_What you need to do_:
Output solely the number of lines containing the string "this".

Records from a dataset
# # # # # # #

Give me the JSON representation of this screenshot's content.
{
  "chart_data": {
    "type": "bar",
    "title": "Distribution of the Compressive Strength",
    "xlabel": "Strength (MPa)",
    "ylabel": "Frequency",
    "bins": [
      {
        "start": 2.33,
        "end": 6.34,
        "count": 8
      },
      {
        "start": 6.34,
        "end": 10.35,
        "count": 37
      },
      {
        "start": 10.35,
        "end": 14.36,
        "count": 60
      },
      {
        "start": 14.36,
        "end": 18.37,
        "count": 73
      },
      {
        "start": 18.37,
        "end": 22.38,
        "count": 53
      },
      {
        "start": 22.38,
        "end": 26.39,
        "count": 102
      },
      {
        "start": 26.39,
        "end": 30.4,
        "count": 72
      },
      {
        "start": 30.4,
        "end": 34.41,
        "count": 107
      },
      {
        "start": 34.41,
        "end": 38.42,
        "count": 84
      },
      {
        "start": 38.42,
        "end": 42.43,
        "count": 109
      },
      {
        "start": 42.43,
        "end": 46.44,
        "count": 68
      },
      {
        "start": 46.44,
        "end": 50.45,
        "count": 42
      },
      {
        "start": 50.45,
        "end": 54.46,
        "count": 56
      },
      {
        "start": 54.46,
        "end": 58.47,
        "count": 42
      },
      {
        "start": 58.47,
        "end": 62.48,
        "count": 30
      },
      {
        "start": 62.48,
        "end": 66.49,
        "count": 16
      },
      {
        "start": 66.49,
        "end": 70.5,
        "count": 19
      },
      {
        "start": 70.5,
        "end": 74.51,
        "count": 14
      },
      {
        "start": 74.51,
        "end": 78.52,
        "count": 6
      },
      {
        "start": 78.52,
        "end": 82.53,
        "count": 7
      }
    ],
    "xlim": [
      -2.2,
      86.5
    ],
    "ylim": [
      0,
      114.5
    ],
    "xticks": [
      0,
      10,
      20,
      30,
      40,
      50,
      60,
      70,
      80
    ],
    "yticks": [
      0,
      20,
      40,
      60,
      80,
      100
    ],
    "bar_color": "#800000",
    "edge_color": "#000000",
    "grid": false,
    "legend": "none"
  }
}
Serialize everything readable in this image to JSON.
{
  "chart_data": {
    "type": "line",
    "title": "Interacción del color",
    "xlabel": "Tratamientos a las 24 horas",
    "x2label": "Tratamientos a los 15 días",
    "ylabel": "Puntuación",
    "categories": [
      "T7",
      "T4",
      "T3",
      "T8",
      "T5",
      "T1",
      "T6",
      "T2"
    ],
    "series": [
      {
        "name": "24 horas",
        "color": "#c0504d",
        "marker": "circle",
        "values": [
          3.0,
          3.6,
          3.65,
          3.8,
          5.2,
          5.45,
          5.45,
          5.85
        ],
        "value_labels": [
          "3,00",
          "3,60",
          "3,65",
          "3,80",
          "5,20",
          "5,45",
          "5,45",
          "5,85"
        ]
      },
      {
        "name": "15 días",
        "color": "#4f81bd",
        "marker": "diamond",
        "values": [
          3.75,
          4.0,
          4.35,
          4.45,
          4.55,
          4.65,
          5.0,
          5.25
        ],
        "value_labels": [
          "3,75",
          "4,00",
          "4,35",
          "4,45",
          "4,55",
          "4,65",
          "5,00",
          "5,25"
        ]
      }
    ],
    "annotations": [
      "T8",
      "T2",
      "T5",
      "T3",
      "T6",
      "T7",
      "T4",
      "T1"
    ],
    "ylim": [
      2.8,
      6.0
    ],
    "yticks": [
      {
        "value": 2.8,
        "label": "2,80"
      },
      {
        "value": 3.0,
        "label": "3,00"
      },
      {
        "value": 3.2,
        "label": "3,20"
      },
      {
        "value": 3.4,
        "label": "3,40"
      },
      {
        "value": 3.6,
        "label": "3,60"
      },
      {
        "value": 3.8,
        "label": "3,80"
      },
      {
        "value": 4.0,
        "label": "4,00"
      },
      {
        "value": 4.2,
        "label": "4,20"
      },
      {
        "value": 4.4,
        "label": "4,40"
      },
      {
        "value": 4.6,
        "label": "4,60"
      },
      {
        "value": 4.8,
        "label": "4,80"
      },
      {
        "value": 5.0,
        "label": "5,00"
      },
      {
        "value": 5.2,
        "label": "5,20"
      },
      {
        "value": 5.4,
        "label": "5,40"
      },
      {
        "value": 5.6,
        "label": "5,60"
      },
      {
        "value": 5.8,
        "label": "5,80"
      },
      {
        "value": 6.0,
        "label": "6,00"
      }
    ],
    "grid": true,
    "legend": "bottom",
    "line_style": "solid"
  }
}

# # # # # # #

_Expected answer_:
2